Source data
★ ★ ★

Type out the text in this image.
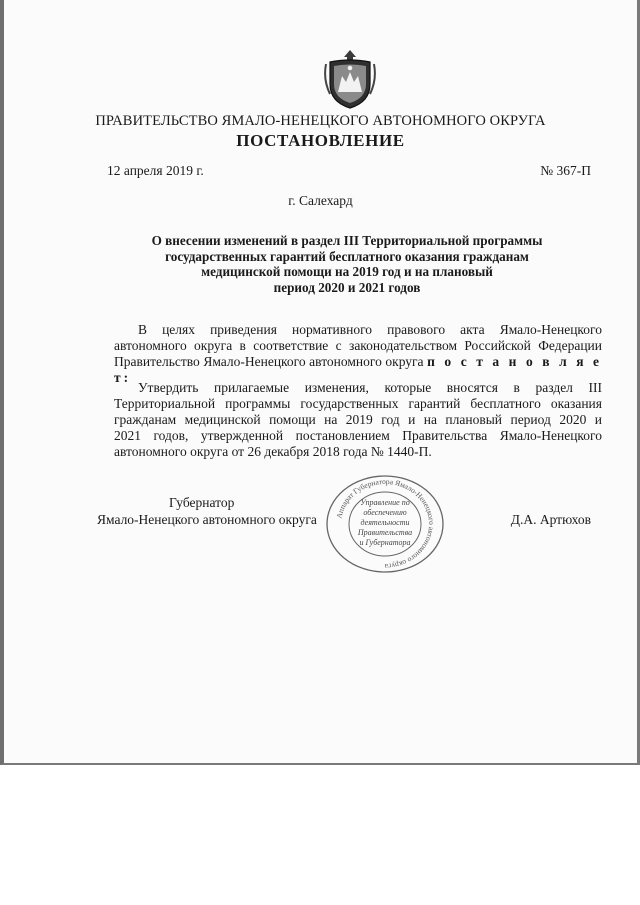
ПРАВИТЕЛЬСТВО ЯМАЛО-НЕНЕЦКОГО АВТОНОМНОГО ОКРУГА
ПОСТАНОВЛЕНИЕ
12 апреля 2019 г.	№ 367-П
г. Салехард
О внесении изменений в раздел III Территориальной программы
государственных гарантий бесплатного оказания гражданам
медицинской помощи на 2019 год и на плановый
период 2020 и 2021 годов
В целях приведения нормативного правового акта Ямало-Ненецкого
автономного округа в соответствие с законодательством Российской Федерации
Правительство Ямало-Ненецкого автономного округа п о с т а н о в л я е т:
Утвердить прилагаемые изменения, которые вносятся в раздел III
Территориальной программы государственных гарантий бесплатного оказания
гражданам медицинской помощи на 2019 год и на плановый период 2020 и
2021 годов, утвержденной постановлением Правительства Ямало-Ненецкого
автономного округа от 26 декабря 2018 года № 1440-П.
Губернатор
Ямало-Ненецкого автономного округа	Д.А. Артюхов
Аппарат Губернатора Ямало-Ненецкого автономного округа
Управление по
обеспечению
деятельности
Правительства
и Губернатора
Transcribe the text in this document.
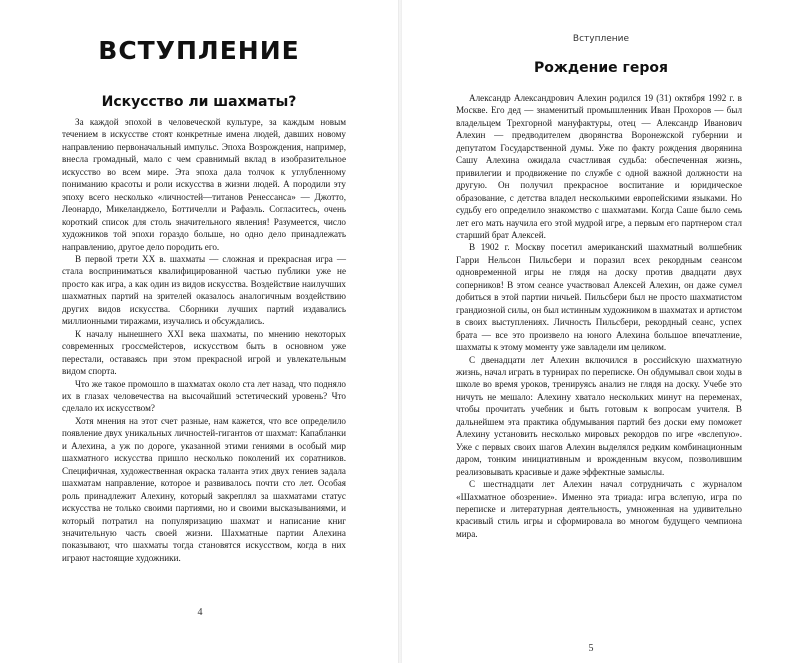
ВСТУПЛЕНИЕ
Искусство ли шахматы?

За каждой эпохой в человеческой культуре, за каждым новым течением в искусстве стоят конкретные имена людей, давших новому направлению первоначальный импульс. Эпоха Возрождения, например, внесла громадный, мало с чем сравнимый вклад в изобразительное искусство во всем мире. Эта эпоха дала толчок к углубленному пониманию красоты и роли искусства в жизни людей. А породили эту эпоху всего несколько «личностей—титанов Ренессанса» — Джотто, Леонардо, Микеланджело, Боттичелли и Рафаэль. Согласитесь, очень короткий список для столь значительного явления! Разумеется, число художников той эпохи гораздо больше, но одно дело принадлежать направлению, другое дело породить его.

В первой трети XX в. шахматы — сложная и прекрасная игра — стала восприниматься квалифицированной частью публики уже не просто как игра, а как один из видов искусства. Воздействие наилучших шахматных партий на зрителей оказалось аналогичным воздействию других видов искусства. Сборники лучших партий издавались миллионными тиражами, изучались и обсуждались.

К началу нынешнего XXI века шахматы, по мнению некоторых современных гроссмейстеров, искусством быть в основном уже перестали, оставаясь при этом прекрасной игрой и увлекательным видом спорта.

Что же такое промошло в шахматах около ста лет назад, что подняло их в глазах человечества на высочайший эстетический уровень? Что сделало их искусством?

Хотя мнения на этот счет разные, нам кажется, что все определило появление двух уникальных личностей-гигантов от шахмат: Капабланки и Алехина, а уж по дороге, указанной этими гениями в особый мир шахматного искусства пришло несколько поколений их соратников. Специфичная, художественная окраска таланта этих двух гениев задала шахматам направление, которое и развивалось почти сто лет. Особая роль принадлежит Алехину, который закреплял за шахматами статус искусства не только своими партиями, но и своими высказываниями, и который потратил на популяризацию шахмат и написание книг значительную часть своей жизни. Шахматные партии Алехина показывают, что шахматы тогда становятся искусством, когда в них играют настоящие художники.

4
Вступление
Рождение героя

Александр Александрович Алехин родился 19 (31) октября 1992 г. в Москве. Его дед — знаменитый промышленник Иван Прохоров — был владельцем Трехгорной мануфактуры, отец — Александр Иванович Алехин — предводителем дворянства Воронежской губернии и депутатом Государственной думы. Уже по факту рождения дворянина Сашу Алехина ожидала счастливая судьба: обеспеченная жизнь, привилегии и продвижение по службе с одной важной должности на другую. Он получил прекрасное воспитание и юридическое образование, с детства владел несколькими европейскими языками. Но судьбу его определило знакомство с шахматами. Когда Саше было семь лет его мать научила его этой мудрой игре, а первым его партнером стал старший брат Алексей.

В 1902 г. Москву посетил американский шахматный волшебник Гарри Нельсон Пильсбери и поразил всех рекордным сеансом одновременной игры не глядя на доску против двадцати двух соперников! В этом сеансе участвовал Алексей Алехин, он даже сумел добиться в этой партии ничьей. Пильсбери был не просто шахматистом грандиозной силы, он был истинным художником в шахматах и артистом в своих выступлениях. Личность Пильсбери, рекордный сеанс, успех брата — все это произвело на юного Алехина большое впечатление, шахматы к этому моменту уже завладели им целиком.

С двенадцати лет Алехин включился в российскую шахматную жизнь, начал играть в турнирах по переписке. Он обдумывал свои ходы в школе во время уроков, тренируясь анализ не глядя на доску. Учебе это ничуть не мешало: Алехину хватало нескольких минут на переменах, чтобы прочитать учебник и быть готовым к вопросам учителя. В дальнейшем эта практика обдумывания партий без доски ему поможет Алехину установить несколько мировых рекордов по игре «вслепую». Уже с первых своих шагов Алехин выделялся редким комбинационным даром, тонким инициативным и врожденным вкусом, позволившим реализовывать красивые и даже эффектные замыслы.

С шестнадцати лет Алехин начал сотрудничать с журналом «Шахматное обозрение». Именно эта триада: игра вслепую, игра по переписке и литературная деятельность, умноженная на удивительно красивый стиль игры и сформировала во многом будущего чемпиона мира.

5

★ ★ ★

YOUR GOAL
Pull out all lines from the entries above in which the word "государственных" appears.

COMPLETE RESPONSE
государственных гарантий бесплатного оказания гражданам
Территориальной программы государственных гарантий бесплатного оказания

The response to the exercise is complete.